▶ **REQUIREMENTS**
Pick out each line containing the string "JSON".

━━ DATASET EXTRACT

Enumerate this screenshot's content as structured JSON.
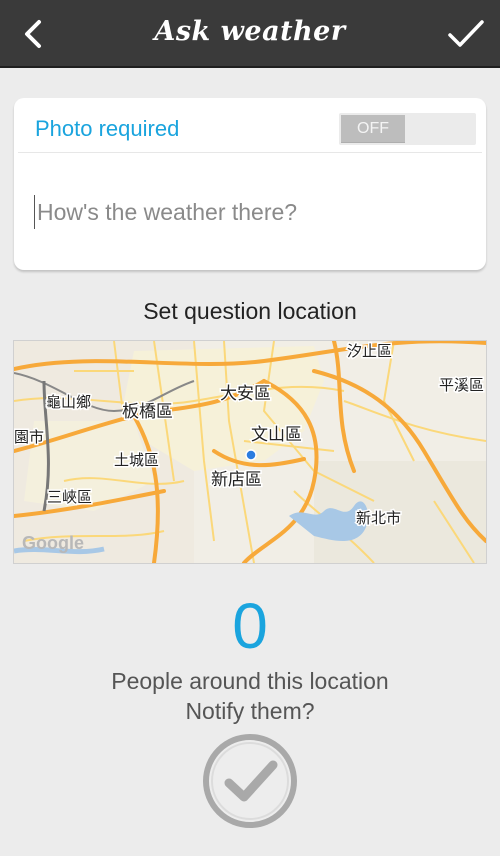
{
  "header": {
    "title": "Ask weather",
    "back_icon": "chevron-left-icon",
    "confirm_icon": "checkmark-icon"
  },
  "form": {
    "photo_label": "Photo required",
    "photo_toggle_state": "OFF",
    "question_placeholder": "How's the weather there?",
    "question_value": ""
  },
  "location": {
    "heading": "Set question location",
    "map_labels": {
      "xizhi": "汐止區",
      "pingxi": "平溪區",
      "guishan": "龜山鄉",
      "banqiao": "板橋區",
      "daan": "大安區",
      "wenshan": "文山區",
      "taoyuan": "園市",
      "tucheng": "土城區",
      "xindian": "新店區",
      "sanxia": "三峽區",
      "newtaipei": "新北市",
      "google": "Google"
    }
  },
  "people": {
    "count": "0",
    "label": "People around this location",
    "notify": "Notify them?",
    "notify_icon": "checkmark-circle-icon"
  },
  "colors": {
    "accent": "#1aa4de",
    "topbar": "#3a3a3a",
    "road_major": "#f7a93a",
    "road_minor": "#fbd87a"
  }
}
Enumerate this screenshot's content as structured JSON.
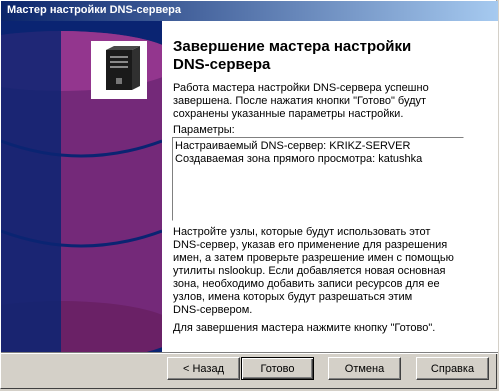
{
  "window": {
    "title": "Мастер настройки DNS-сервера"
  },
  "content": {
    "heading_line1": "Завершение мастера настройки",
    "heading_line2": "DNS-сервера",
    "intro_line1": "Работа мастера настройки DNS-сервера успешно",
    "intro_line2": "завершена. После нажатия кнопки \"Готово\" будут",
    "intro_line3": "сохранены указанные параметры настройки.",
    "params_label": "Параметры:",
    "params": [
      "Настраиваемый DNS-сервер: KRIKZ-SERVER",
      "Создаваемая зона прямого просмотра: katushka"
    ],
    "notes_lines": [
      "Настройте узлы, которые будут использовать этот",
      "DNS-сервер, указав его применение для разрешения",
      "имен, а затем проверьте разрешение имен с помощью",
      "утилиты nslookup. Если добавляется новая основная",
      "зона, необходимо добавить записи ресурсов для ее",
      "узлов, имена которых будут разрешаться этим",
      "DNS-сервером."
    ],
    "finish_note": "Для завершения мастера нажмите кнопку \"Готово\"."
  },
  "buttons": {
    "back": "< Назад",
    "finish": "Готово",
    "cancel": "Отмена",
    "help": "Справка"
  },
  "colors": {
    "left_panel": "#0a2472",
    "title_start": "#0a246a",
    "title_end": "#a6caf0"
  },
  "icons": {
    "logo": "server-icon"
  }
}
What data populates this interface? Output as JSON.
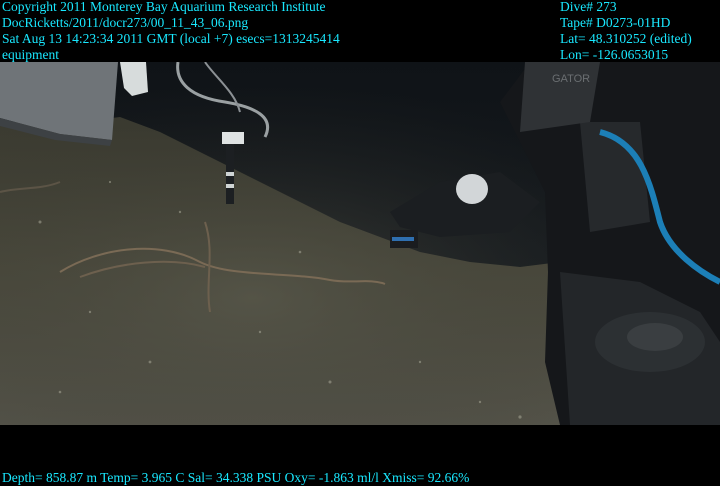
{
  "overlay": {
    "copyright": "Copyright 2011 Monterey Bay Aquarium Research Institute",
    "filename": "DocRicketts/2011/docr273/00_11_43_06.png",
    "timestamp": "Sat Aug 13 14:23:34 2011 GMT (local +7)  esecs=1313245414",
    "category": "equipment",
    "dive": "Dive# 273",
    "tape": "Tape# D0273-01HD",
    "lat": "Lat= 48.310252 (edited)",
    "lon": "Lon= -126.0653015",
    "sensors": "Depth= 858.87 m  Temp= 3.965 C  Sal= 34.338 PSU  Oxy= -1.863 ml/l  Xmiss= 92.66%"
  },
  "colors": {
    "overlay_text": "#19e8ff",
    "background": "#000000",
    "seafloor": "#4a4a3c",
    "water": "#15191d"
  },
  "robot_label": "GATOR"
}
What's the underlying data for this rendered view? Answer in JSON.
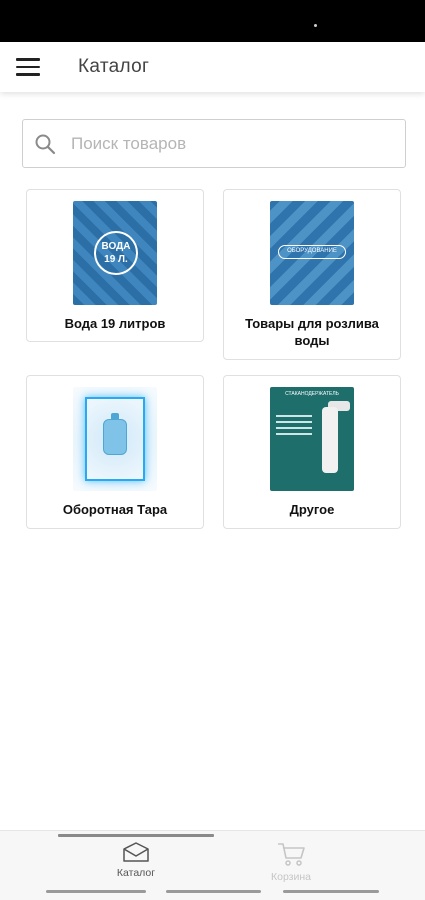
{
  "app_bar": {
    "title": "Каталог",
    "menu_icon": "menu-icon"
  },
  "search": {
    "placeholder": "Поиск товаров",
    "value": "",
    "icon": "search-icon"
  },
  "categories": [
    {
      "label": "Вода 19 литров",
      "image_text": "ВОДА 19 Л."
    },
    {
      "label": "Товары для розлива воды",
      "image_text": "ОБОРУДОВАНИЕ"
    },
    {
      "label": "Оборотная Тара"
    },
    {
      "label": "Другое",
      "image_text": "СТАКАНОДЕРЖАТЕЛЬ"
    }
  ],
  "bottom_nav": {
    "items": [
      {
        "label": "Каталог",
        "icon": "catalog-icon",
        "active": true
      },
      {
        "label": "Корзина",
        "icon": "cart-icon",
        "active": false
      }
    ]
  },
  "colors": {
    "accent": "#2c6fa7",
    "inactive_nav": "#c5c5c5"
  }
}
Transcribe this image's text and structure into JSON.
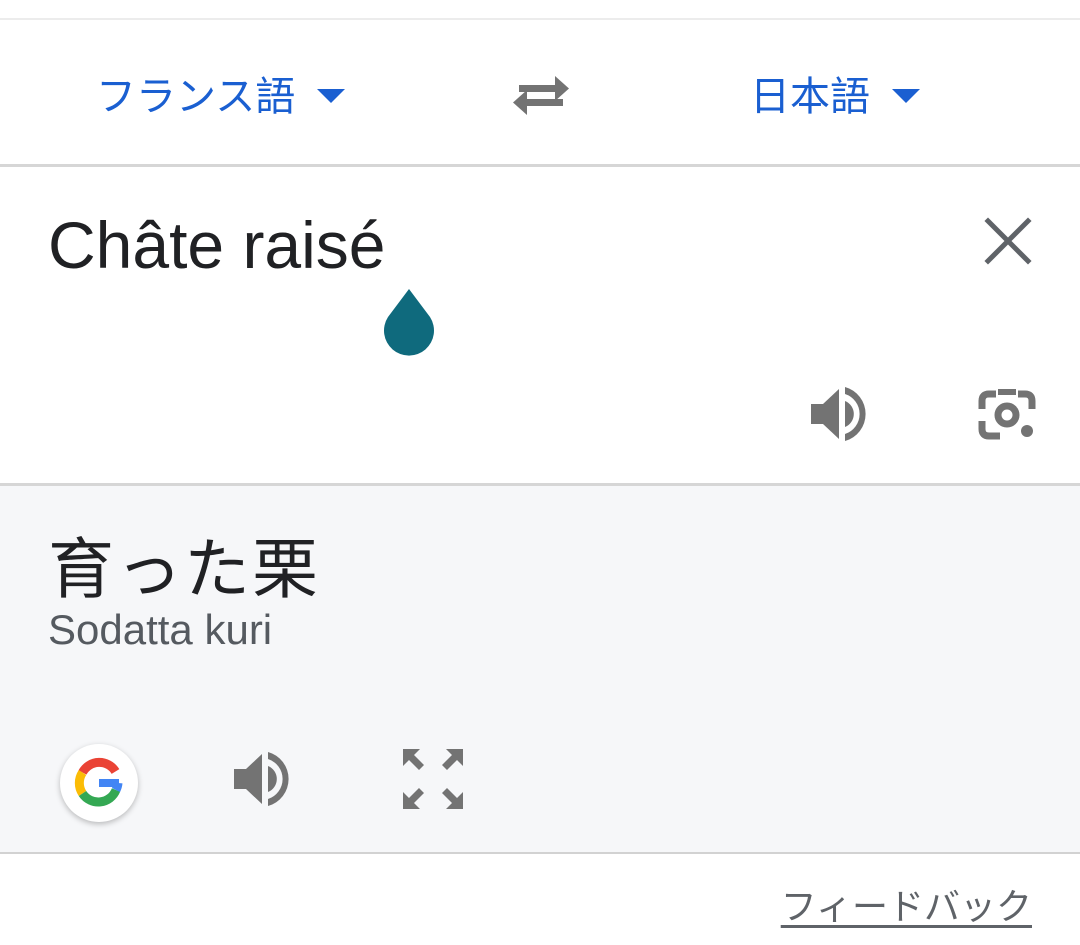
{
  "language_bar": {
    "source_language": "フランス語",
    "target_language": "日本語",
    "swap_icon": "swap-arrows-icon"
  },
  "source": {
    "text": "Châte raisé",
    "clear_icon": "close-icon",
    "speak_icon": "speaker-icon",
    "camera_icon": "camera-lens-icon"
  },
  "result": {
    "translation": "育った栗",
    "transliteration": "Sodatta kuri",
    "google_icon": "google-g-icon",
    "speak_icon": "speaker-icon",
    "expand_icon": "fullscreen-icon"
  },
  "footer": {
    "feedback_label": "フィードバック"
  },
  "colors": {
    "accent_blue": "#1a5fd1",
    "icon_gray": "#737373",
    "cursor_handle": "#0f6a7d",
    "result_background": "#f6f7f9"
  }
}
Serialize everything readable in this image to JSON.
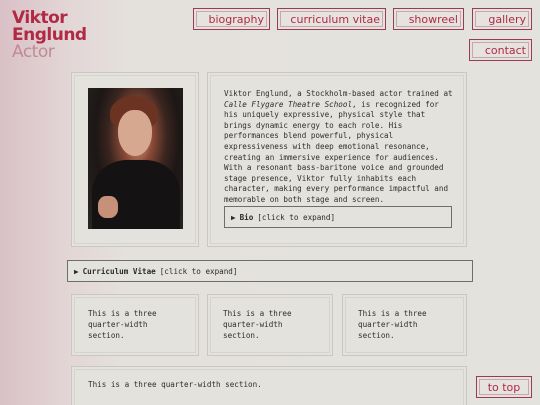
{
  "logo": {
    "line1": "Viktor",
    "line2": "Englund",
    "line3": "Actor"
  },
  "nav": {
    "biography": "biography",
    "cv": "curriculum vitae",
    "showreel": "showreel",
    "gallery": "gallery",
    "contact": "contact"
  },
  "intro": {
    "p1": "Viktor Englund, a Stockholm-based actor trained at ",
    "school": "Calle Flygare Theatre School",
    "p2": ", is recognized for his uniquely expressive, physical style that brings dynamic energy to each role. His performances blend powerful, physical expressiveness with deep emotional resonance, creating an immersive experience for audiences. With a resonant bass-baritone voice and grounded stage presence, Viktor fully inhabits each character, making every performance impactful and memorable on both stage and screen."
  },
  "bio_expander": {
    "arrow": "▶",
    "title": "Bio",
    "hint": "[click to expand]"
  },
  "cv_expander": {
    "arrow": "▶",
    "title": "Curriculum Vitae",
    "hint": "[click to expand]"
  },
  "sections": {
    "s1": "This is a three quarter-width section.",
    "s2": "This is a three quarter-width section.",
    "s3": "This is a three quarter-width section.",
    "s4": "This is a three quarter-width section."
  },
  "to_top": "to top",
  "colors": {
    "accent": "#b02a45",
    "background": "#e4e2dd",
    "border": "#c9c7c2"
  }
}
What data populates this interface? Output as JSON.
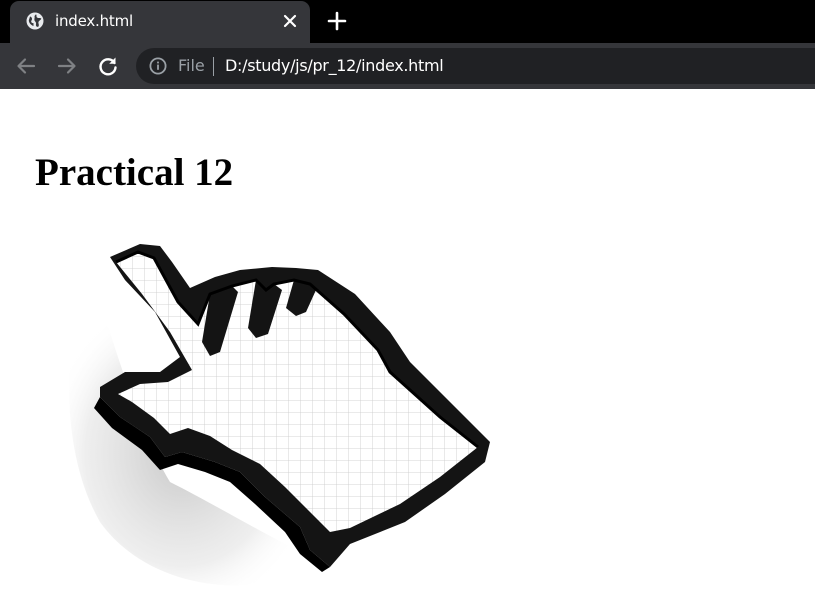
{
  "browser": {
    "tab": {
      "title": "index.html",
      "favicon": "globe-icon",
      "close_icon": "close-icon"
    },
    "new_tab_icon": "plus-icon",
    "nav": {
      "back_icon": "arrow-left-icon",
      "forward_icon": "arrow-right-icon",
      "reload_icon": "reload-icon"
    },
    "address_bar": {
      "info_icon": "info-icon",
      "scheme_label": "File",
      "url": "D:/study/js/pr_12/index.html"
    },
    "colors": {
      "tabstrip": "#000000",
      "active_tab": "#35363a",
      "toolbar": "#35363a",
      "omnibox": "#202124"
    }
  },
  "page": {
    "heading": "Practical 12",
    "image": "pixel-hand-cursor-image"
  }
}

━━━━

▶ **SOLUTION BELOW**
Enumerate this screenshot's content as structured JSON.
Enumerate this screenshot's content as structured JSON.
What data populates this interface? Output as JSON.
What's the underlying data for this rendered view? Answer in JSON.
Transcribe this image's text and structure into JSON.
Serialize everything readable in this image to JSON.
What data populates this interface? Output as JSON.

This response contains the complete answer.